What this exercise asks:
[a] Does the serratus anterior text agree with each statement? Answer yes or no for each, quoting the words that decide it. (i) Vessel diameters were measured with a 3-mm micrometer with 0.1 markings. (ii) The serratus anterior branch arose from the second part of the axillary artery. (iii) The vascular pedicle of the serratus anterior branch had a mean length of 15.3 cm.
[b] Could you carry the serratus anterior text forward, picking up after its final sentence?
Supplied text section start
The muscle has been evaluated in three zones as origin zone, central zone and insertion zone to define neurovascular supplying. All vessel diameters were measured with 3-mm micrometer with 0.1 markings. Nerve dimensions (length, course and which slips they served) were measured. To determine harvesting area of the serratus anterior muscle, attention was then turned to arterial pattern and supply. The branching pattern was recorded and the supply to the each slip was determined. Terminal branches were followed into the muscle until their external diameters are less than 1 mm. The specimen was photographed. The following parameters regarding the branches of axillary artery were evaluated: (1) Locations; (2) origins; (3) diameters of the branches at their origin; (4) length of the branches; (5) courses; (6) distance between origin of the branches and lateral margin of the first rib; (7) anastomosing and crossing patterns of the branches; (8) relations with the adjacent structures; (9) innervations and (10) the blood supplying patterns of the serratus anterior slips according to the muscle zones. The findings are as follows:

In the case, it was encountered various anomalies of the branching pattern of the axillary artery such as the serratus anterior branch which was the pedicle of serratus anterior muscle; the thoracodorsal artery which was the pedicle of the latissimus dorsi muscle; the lateral thoracic artery which was the pedicle of the serratus anterior, the pectoralis major, the pectoralis minor and the subscapular muscles. An aberrant independent origin of the serratus anterior branch as the first branch which originated directly from the first part of the axillary artery was presented. The distance between origin point of the serratus anterior branch and the lateral margin of the first rib was 20 mm. At the level of origin diameter of the branch was mean 1.8 mm. The branch passed from the origin point through the central third of the muscle and supplied the inferior part of the serratus anterior. It gave off the small branches which arose on average 18 mm from the origin point, supplied the first external intercostal muscle. The mean length of the vascular pedicle of serratus anterior branch which harvested from origin point through the junction of the slips 5 and 6 was 15.3 cm; the mean diameter at the level of the junction of slips 5 and 6 was 1.1 mm. There were four common slip arteries which arose from the serratus anterior branch anteriorly and three common slip arteries arose from the muscle posteriorly.
Supplied text section end
Data to examine section start
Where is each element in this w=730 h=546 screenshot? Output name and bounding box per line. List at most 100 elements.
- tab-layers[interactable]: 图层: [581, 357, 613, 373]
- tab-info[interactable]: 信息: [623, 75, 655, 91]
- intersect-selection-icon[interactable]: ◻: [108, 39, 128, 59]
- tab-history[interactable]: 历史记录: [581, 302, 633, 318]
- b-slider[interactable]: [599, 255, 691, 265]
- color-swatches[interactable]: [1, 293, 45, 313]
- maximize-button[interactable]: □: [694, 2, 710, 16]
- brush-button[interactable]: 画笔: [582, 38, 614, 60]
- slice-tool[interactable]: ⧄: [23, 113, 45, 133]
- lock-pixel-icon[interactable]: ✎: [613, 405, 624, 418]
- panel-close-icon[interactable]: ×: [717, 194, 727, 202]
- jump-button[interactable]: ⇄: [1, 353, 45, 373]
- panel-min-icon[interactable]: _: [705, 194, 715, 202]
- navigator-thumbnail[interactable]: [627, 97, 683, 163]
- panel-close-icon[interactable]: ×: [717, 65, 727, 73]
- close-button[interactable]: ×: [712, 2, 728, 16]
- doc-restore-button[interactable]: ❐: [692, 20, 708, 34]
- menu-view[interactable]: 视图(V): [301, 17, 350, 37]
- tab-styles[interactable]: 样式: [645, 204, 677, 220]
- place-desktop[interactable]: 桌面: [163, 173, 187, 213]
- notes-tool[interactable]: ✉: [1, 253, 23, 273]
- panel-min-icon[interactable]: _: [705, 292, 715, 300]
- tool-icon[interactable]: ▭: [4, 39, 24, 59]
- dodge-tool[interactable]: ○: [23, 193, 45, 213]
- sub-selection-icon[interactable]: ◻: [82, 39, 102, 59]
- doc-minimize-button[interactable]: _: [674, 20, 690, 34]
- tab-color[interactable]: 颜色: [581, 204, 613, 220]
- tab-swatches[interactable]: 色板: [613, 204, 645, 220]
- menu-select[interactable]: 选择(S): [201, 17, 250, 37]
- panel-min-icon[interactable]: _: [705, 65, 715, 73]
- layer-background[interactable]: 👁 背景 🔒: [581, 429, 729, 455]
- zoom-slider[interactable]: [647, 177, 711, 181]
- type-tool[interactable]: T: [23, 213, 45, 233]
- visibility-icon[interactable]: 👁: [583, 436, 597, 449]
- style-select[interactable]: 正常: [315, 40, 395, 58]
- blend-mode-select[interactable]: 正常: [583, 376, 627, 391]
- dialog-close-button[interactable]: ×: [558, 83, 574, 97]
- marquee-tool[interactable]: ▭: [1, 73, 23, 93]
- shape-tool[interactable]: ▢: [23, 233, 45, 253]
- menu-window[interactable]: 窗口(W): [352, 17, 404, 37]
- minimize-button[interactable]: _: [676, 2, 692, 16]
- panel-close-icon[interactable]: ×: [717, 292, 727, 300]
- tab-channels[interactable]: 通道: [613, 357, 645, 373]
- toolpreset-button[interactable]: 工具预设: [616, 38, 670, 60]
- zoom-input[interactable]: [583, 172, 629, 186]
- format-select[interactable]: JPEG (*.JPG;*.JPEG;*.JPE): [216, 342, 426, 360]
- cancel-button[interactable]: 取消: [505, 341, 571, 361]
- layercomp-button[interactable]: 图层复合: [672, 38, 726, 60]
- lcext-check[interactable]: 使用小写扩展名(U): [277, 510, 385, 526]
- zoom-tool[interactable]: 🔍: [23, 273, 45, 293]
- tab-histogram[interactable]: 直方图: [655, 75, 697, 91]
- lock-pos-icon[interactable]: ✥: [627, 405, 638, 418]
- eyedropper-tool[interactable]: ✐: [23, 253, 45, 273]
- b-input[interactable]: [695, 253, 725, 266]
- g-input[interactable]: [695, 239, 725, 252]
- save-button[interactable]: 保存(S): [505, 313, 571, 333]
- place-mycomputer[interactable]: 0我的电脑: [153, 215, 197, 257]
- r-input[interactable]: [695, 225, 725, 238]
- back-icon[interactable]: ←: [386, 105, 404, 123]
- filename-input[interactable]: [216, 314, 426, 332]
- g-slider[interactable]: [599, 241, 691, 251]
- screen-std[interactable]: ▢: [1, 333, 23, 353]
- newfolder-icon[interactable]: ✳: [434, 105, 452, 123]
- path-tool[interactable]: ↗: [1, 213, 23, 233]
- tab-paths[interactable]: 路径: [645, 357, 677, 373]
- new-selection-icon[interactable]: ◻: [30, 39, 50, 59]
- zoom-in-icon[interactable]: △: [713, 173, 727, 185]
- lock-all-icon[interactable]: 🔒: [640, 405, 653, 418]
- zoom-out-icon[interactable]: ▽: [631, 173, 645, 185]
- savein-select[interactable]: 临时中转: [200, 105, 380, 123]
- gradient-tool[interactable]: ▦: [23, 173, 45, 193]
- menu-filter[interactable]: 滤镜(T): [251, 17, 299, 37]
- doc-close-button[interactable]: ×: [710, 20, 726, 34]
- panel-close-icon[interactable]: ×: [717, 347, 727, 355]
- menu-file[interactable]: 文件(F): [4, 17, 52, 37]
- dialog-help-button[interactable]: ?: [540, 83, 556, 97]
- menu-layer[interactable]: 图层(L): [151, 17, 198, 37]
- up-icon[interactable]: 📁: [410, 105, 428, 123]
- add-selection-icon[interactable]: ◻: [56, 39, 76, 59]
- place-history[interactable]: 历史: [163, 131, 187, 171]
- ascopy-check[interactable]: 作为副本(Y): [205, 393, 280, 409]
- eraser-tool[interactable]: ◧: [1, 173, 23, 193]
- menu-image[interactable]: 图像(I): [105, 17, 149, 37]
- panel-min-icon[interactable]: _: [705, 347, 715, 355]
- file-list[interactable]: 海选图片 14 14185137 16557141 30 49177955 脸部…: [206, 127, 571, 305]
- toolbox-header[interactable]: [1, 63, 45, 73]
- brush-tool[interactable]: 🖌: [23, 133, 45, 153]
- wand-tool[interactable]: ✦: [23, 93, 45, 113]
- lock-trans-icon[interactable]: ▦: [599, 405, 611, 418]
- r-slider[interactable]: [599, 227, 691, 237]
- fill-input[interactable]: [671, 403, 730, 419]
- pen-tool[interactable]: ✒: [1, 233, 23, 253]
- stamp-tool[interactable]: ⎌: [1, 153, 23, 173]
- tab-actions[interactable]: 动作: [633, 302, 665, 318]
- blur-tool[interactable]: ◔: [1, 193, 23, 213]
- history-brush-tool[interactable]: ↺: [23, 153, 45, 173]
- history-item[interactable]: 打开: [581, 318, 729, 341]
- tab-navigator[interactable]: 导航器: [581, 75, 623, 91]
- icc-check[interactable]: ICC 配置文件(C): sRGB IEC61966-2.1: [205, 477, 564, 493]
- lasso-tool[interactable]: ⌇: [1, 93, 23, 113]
Data to examine section end
Answers to the exercises:
[a]
(i) Yes: "All vessel diameters were measured with 3-mm micrometer with 0.1 markings."
(ii) No: "originated directly from the first part of the axillary artery"
(iii) Yes: "The mean length of the vascular pedicle of serratus anterior branch which harvested from origin point through the junction of the slips 5 and 6 was 15.3 cm"

[b]
It was found that the superior thoracic artery was out of position. The artery was originated from the first part of the axillary artery as the second branch. Then, the thoracoacromial artery directly originated from the second part of the axillary artery. The lateral thoracic and thoracodorsal arteries arose together from the second part of the axillary artery as a common trunk (Fig. 1). This "lateral thoracic-thoracodorsal" common trunk originated 58 mm distance from the lateral margin of the first rib. The distance between origin of the common trunk and its dividing point was 20 mm. At the level of origin diameter of the common trunk was mean 2.4 mm. Data about the lateral thoracic and thoracodorsal arteries was obtained as well. At the level of origin diameter of the lateral thoracic artery was mean 1.7 mm and mean length of the artery was 13.2 cm. It crossed anterior to the long thoracic nerve after 15 mm distance from the origin and lain between insertion zone and central zone of the serratus anterior muscle. One of the anterior branches anastomosed the intercostal artery in the third intercostal space. At the level of origin diameter of the thoracodorsal artery was mean 1.9 mm; mean length of the artery was 16.5 cm and it crossed posterior to thoracodorsal nerve 41 mm distance from the coracoid process.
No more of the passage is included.